Remembering Elizabeth FurseElizabeth Furse in front of American Flag in black and white

by Carl Fisher, PCP

In April of 2021 Washington County and Oregon Democrats lost their friend Elizabeth Furse when she passed away at age 84. The Oregonian, The Tribune, and OPB have all written about her since her passing. Here is a biographical video that Elizabeth made for her 2014 Washington County Commission race explaining her roots in political activism.

Furse was the second Democrat to represent Oregon’s 1st Congressional District. The district had grown more suburban in the 18 years since Democrats had first won in the district in 1974. It had also gained a highly educated workforce and Washington County was the center of the growth. Even with all this growth, the field to replace Les AuCoin would be limited. Enter Elizabeth Furse.

She would end up being the first of three Democrats to announce their candidacy for the Democratic nomination. Former Wyden-AuCoin staffer Gary Conkling and State Senator Joan Dukes would also announce. Dukes would drop out citing legislative duties and family obligations as her reasons for not moving forward. That left Furse and Conkling. The Republicans also faced a narrow field of candidates. State Treasurer Tony Meeker, who had run against AuCoin for the seat in 1986. Former Hatfield staffer Rick Rolf, a self-described ‘progressive republican’ was the other Republican candidate.

There was a memorable Democratic CD 1 Debate hosted by the Washington County Democrats that took place in Beaverton. It was most memorable because 125 people showed up to venues that could not accommodate a crowd due to overbooking of spaces. After having to move the event twice, Beaverton City Hall ended up as the final location. The Washington County Democrats at the time underestimated the attention that the race had generated.

+---+

▸ WRITTEN PROBLEM 1: Name the news outlets that the Elizabeth Furse tribute says have written about her since her death.
▸ WRITTEN PROBLEM 2: Reproduce word for word everything in the Elizabeth Furse tribute from "In April of" down to "Enter Elizabeth Furse.".

▸ PROVIDED MATERIAL:

+---+

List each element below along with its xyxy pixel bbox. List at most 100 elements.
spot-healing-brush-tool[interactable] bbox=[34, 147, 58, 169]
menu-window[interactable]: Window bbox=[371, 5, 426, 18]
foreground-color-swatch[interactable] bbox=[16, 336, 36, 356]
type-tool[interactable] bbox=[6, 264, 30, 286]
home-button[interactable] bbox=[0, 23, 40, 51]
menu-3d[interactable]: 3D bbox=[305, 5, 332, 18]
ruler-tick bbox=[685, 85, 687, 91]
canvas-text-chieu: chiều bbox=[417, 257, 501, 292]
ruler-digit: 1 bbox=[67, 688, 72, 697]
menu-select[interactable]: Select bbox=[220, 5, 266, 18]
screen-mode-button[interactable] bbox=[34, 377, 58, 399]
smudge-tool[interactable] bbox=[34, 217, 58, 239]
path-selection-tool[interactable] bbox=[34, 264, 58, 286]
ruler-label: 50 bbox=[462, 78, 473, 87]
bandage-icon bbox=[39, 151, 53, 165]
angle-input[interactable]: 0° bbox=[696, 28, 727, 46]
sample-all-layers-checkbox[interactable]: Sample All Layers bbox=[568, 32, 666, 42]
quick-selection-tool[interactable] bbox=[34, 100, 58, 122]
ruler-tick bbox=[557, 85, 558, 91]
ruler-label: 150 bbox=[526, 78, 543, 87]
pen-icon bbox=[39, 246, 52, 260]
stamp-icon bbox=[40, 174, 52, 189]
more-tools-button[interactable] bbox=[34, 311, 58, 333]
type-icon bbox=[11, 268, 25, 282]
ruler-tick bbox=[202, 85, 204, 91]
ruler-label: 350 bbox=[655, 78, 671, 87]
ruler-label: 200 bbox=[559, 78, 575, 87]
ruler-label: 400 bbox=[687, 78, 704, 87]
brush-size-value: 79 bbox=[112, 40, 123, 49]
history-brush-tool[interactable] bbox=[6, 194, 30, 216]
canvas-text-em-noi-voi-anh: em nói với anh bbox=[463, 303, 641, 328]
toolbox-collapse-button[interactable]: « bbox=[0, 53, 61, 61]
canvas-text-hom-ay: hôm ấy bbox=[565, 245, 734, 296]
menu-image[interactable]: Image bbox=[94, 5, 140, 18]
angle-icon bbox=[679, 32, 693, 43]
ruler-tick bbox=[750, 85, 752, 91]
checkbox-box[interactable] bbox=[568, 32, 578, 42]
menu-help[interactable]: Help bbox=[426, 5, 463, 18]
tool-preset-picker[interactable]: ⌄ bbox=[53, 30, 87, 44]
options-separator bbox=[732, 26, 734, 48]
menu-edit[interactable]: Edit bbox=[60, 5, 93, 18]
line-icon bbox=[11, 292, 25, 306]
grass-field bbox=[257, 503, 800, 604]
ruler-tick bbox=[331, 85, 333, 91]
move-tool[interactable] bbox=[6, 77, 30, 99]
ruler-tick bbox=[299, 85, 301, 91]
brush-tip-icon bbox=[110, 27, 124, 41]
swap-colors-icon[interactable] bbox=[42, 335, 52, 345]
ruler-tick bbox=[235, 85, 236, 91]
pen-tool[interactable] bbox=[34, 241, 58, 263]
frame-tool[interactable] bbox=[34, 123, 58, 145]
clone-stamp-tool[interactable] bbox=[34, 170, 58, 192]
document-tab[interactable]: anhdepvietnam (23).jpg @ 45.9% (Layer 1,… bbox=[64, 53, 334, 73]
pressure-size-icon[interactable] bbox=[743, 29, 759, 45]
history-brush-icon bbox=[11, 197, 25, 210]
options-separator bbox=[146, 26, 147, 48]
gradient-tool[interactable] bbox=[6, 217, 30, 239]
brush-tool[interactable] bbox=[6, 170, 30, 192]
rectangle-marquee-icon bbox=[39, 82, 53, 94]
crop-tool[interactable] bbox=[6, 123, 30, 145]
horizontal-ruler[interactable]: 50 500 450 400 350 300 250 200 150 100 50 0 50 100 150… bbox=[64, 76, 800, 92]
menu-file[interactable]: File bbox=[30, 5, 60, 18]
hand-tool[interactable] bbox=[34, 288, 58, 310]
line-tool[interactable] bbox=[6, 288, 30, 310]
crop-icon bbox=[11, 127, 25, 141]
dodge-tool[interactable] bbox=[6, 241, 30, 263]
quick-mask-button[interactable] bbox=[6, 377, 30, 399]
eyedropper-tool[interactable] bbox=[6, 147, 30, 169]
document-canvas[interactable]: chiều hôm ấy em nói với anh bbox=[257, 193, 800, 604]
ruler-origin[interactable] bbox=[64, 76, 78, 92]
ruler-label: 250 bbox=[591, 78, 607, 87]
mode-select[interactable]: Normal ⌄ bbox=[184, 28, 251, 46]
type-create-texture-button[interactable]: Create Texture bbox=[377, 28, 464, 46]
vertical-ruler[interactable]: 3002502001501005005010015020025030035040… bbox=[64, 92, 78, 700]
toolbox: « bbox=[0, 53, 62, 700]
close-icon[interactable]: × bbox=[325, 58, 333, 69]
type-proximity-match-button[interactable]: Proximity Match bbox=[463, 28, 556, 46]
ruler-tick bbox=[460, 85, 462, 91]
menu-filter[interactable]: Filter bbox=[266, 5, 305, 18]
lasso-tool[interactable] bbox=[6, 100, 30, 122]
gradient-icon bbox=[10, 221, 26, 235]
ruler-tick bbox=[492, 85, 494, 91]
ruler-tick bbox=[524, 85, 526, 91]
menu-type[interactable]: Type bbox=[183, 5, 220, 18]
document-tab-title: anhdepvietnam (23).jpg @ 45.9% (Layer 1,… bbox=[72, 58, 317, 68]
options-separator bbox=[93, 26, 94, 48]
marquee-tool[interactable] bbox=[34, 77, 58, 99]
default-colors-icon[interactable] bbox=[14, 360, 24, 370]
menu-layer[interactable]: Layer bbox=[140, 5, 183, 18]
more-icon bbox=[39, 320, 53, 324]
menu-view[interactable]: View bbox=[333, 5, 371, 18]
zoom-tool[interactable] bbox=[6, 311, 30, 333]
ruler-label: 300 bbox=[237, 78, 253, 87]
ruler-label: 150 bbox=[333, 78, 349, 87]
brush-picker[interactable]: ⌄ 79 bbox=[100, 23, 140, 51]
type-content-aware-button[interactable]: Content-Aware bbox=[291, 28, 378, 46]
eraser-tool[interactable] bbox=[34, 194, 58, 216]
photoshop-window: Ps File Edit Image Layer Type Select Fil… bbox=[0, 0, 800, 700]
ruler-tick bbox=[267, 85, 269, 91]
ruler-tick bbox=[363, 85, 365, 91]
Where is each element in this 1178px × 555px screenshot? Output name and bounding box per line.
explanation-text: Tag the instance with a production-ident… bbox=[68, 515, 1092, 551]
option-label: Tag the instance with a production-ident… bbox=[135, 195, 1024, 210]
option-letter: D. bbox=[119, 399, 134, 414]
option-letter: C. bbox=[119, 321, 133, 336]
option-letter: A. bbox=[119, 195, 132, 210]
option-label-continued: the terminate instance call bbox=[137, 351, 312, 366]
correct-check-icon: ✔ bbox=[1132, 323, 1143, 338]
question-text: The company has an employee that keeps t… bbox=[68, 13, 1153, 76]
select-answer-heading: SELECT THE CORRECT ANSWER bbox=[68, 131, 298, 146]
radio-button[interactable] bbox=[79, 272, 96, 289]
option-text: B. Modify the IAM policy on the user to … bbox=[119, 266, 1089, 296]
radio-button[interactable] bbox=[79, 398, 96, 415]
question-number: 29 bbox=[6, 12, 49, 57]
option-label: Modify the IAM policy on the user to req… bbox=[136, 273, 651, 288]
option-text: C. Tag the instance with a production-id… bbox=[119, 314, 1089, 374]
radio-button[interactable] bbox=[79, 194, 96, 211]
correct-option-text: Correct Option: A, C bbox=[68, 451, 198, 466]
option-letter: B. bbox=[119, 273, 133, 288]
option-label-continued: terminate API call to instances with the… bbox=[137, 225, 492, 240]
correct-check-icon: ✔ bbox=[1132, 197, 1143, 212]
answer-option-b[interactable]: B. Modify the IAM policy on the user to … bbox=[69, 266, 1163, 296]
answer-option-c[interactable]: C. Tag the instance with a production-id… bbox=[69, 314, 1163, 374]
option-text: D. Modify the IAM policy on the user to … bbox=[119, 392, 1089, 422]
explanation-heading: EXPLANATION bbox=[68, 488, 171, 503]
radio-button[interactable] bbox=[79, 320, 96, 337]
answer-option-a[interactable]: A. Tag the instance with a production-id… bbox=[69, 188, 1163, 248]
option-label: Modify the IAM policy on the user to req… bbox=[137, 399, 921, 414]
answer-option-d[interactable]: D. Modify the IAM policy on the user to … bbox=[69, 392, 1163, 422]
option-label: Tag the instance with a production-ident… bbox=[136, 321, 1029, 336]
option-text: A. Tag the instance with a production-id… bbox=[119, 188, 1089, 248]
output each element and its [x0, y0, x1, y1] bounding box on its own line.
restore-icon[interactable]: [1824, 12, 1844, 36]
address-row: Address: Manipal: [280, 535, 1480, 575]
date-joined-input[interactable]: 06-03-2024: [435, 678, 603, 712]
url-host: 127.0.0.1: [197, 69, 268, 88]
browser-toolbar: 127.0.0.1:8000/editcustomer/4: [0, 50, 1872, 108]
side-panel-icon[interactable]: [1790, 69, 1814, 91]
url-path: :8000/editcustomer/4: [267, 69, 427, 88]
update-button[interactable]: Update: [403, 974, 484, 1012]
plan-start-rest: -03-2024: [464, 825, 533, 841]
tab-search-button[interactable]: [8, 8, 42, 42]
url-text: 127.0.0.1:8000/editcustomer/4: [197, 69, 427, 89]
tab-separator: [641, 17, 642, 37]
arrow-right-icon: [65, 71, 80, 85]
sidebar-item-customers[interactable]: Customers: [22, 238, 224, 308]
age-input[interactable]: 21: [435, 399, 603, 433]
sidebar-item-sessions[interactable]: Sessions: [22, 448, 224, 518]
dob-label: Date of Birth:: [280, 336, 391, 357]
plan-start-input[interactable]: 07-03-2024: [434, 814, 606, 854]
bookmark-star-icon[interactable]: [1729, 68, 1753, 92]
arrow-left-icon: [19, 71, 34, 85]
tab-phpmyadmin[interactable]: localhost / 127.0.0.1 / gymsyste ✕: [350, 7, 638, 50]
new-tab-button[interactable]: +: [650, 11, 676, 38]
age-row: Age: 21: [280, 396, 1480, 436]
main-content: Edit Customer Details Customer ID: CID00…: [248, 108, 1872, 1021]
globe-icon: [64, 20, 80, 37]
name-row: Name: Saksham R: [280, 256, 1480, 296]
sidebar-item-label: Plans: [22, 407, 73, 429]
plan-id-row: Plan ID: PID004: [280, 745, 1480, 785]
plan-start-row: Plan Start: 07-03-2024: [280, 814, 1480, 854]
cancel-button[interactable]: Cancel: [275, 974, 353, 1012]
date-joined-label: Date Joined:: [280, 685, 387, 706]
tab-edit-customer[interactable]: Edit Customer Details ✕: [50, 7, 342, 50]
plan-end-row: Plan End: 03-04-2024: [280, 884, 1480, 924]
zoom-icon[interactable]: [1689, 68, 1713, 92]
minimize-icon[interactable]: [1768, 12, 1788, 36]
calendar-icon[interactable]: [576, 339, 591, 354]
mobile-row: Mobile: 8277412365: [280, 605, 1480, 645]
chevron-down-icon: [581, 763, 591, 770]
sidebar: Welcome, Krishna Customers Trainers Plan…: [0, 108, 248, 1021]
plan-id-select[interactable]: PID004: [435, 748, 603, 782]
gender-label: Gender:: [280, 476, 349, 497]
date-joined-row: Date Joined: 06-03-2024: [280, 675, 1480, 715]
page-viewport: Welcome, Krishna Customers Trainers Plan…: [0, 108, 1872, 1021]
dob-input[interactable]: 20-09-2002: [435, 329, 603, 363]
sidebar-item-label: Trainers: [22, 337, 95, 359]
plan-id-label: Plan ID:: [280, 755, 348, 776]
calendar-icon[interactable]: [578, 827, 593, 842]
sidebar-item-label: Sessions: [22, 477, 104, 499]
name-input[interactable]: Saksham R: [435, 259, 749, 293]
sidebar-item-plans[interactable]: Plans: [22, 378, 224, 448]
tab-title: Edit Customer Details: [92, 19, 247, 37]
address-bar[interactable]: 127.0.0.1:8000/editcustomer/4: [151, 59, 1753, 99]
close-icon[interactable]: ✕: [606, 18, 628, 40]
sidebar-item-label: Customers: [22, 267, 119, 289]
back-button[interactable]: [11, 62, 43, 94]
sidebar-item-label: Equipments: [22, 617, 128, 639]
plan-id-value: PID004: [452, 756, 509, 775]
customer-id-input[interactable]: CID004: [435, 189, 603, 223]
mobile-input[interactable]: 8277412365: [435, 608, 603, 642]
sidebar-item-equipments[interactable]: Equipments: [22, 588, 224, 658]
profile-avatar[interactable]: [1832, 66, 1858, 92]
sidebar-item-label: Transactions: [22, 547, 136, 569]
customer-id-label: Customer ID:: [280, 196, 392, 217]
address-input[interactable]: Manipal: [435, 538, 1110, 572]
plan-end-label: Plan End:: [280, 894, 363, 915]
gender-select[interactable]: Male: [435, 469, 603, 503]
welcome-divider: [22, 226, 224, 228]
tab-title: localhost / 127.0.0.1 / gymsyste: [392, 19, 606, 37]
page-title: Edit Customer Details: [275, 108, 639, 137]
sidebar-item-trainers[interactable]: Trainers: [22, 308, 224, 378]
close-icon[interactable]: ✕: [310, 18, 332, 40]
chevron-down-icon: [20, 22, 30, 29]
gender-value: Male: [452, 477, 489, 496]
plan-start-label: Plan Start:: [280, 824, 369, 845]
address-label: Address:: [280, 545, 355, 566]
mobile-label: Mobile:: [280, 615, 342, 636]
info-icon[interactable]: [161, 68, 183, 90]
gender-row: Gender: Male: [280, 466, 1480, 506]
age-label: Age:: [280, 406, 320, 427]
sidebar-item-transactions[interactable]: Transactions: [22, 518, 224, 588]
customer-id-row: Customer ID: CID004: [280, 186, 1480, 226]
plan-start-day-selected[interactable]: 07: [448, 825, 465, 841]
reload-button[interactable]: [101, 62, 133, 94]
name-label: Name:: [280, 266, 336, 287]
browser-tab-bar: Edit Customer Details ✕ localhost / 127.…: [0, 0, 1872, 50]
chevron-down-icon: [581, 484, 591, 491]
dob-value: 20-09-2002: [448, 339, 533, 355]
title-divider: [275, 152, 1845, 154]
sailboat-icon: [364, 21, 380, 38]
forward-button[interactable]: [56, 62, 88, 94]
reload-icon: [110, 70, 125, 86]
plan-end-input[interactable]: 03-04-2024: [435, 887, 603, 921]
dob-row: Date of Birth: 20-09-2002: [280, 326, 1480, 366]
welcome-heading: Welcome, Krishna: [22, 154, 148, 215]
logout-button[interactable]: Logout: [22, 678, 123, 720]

+---+

▸ EXERCISE OUTPUT 1: The Oregonian, The Tribune, OPB

▸ EXERCISE OUTPUT 2:
In April of 2021 Washington County and Oregon Democrats lost their friend Elizabeth Furse when she passed away at age 84. The Oregonian, The Tribune, and OPB have all written about her since her passing. Here is a biographical video that Elizabeth made for her 2014 Washington County Commission race explaining her roots in political activism.

Furse was the second Democrat to represent Oregon’s 1st Congressional District. The district had grown more suburban in the 18 years since Democrats had first won in the district in 1974. It had also gained a highly educated workforce and Washington County was the center of the growth. Even with all this growth, the field to replace Les AuCoin would be limited. Enter Elizabeth Furse.